- [Bounding box annotations]:
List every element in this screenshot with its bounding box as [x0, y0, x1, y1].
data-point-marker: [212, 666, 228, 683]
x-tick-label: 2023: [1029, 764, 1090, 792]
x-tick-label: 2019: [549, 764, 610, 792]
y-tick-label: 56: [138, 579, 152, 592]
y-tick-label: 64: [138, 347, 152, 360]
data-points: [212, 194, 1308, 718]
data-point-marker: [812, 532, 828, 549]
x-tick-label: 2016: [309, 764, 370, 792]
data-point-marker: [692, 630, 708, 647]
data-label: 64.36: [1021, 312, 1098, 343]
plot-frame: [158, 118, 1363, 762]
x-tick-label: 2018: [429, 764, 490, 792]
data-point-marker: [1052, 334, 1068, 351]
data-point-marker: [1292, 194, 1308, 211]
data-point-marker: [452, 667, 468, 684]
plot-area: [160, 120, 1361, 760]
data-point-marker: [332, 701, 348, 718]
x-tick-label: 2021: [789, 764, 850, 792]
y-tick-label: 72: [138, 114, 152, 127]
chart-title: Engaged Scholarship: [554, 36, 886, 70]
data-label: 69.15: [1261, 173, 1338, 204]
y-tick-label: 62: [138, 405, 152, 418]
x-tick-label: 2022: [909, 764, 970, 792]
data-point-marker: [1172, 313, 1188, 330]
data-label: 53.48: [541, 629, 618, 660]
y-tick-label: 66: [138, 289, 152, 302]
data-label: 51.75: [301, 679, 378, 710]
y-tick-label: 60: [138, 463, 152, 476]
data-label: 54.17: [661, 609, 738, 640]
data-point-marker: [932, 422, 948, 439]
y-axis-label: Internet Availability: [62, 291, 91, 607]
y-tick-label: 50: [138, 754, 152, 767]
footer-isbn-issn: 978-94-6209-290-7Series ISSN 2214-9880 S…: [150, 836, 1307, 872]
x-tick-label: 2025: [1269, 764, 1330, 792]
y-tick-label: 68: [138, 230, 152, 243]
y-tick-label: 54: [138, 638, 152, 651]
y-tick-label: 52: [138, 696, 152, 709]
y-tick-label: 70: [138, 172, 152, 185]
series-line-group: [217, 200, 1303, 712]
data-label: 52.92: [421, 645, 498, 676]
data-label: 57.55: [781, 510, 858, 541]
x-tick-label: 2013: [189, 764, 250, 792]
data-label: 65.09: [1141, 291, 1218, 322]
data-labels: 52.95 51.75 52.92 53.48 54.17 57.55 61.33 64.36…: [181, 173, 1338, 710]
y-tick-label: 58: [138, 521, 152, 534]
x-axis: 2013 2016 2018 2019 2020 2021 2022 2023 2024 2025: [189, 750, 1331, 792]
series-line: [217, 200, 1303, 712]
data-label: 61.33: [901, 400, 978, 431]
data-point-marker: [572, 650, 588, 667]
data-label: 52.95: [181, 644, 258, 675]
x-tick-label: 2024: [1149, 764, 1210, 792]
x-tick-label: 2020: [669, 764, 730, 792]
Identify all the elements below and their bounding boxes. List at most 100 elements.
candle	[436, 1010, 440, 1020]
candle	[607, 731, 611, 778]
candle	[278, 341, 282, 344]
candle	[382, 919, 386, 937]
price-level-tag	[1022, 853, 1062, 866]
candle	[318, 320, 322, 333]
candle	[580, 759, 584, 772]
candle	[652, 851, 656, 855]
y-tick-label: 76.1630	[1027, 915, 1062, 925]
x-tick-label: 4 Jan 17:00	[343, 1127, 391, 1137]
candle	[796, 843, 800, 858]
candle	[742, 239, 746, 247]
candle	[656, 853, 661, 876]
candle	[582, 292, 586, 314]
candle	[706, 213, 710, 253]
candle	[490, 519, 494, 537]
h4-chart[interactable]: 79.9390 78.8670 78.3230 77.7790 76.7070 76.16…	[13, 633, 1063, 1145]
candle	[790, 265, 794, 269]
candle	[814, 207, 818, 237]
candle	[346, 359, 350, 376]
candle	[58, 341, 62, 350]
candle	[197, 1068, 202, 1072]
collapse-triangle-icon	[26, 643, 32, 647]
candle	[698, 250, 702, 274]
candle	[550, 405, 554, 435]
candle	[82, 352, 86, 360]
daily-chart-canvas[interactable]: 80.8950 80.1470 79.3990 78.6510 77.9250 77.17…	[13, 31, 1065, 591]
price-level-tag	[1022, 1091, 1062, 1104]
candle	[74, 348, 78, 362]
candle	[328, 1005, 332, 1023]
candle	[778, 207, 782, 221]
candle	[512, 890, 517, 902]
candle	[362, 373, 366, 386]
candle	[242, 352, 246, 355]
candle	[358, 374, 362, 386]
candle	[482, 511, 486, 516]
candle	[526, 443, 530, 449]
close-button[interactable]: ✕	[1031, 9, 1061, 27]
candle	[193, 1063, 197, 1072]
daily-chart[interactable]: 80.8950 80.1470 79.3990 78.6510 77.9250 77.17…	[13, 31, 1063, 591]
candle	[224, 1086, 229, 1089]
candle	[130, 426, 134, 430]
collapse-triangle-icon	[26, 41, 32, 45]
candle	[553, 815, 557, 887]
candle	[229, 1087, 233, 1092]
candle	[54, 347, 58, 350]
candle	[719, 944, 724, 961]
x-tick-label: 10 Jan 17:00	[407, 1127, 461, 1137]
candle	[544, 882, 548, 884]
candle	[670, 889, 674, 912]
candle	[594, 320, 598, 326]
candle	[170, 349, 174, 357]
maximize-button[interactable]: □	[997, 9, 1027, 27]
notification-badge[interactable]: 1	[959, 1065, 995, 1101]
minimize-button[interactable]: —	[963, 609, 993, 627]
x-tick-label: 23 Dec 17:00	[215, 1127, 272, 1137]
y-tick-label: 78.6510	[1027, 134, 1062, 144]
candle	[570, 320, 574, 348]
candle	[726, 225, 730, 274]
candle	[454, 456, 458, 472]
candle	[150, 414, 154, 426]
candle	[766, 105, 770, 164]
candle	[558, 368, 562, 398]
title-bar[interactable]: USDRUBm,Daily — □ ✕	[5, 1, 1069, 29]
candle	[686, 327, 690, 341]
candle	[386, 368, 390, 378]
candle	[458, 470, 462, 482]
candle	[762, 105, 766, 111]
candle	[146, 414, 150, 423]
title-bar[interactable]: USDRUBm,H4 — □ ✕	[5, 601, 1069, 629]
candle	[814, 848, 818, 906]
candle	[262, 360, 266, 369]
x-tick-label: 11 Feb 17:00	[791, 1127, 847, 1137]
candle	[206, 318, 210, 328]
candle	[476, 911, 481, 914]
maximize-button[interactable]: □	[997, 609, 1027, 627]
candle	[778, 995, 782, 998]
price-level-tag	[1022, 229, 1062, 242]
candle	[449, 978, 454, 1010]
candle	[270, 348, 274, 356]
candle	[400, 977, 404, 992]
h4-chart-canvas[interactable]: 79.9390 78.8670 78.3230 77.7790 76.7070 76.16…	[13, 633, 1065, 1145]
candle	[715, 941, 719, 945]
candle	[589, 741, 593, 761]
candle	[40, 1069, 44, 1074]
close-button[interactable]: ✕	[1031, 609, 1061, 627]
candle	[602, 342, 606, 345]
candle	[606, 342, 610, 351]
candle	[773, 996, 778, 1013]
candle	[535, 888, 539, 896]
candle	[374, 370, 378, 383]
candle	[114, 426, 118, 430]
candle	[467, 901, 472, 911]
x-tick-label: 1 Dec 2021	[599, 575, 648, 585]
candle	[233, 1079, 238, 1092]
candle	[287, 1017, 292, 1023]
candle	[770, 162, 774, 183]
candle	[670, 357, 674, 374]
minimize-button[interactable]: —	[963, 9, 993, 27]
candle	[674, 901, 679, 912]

- [JOB]: Count the lines in the data above that contain the string "plot", treating uppercase and lowercase as different, and give only the number.

- [EXPECTED ANSWER]: 2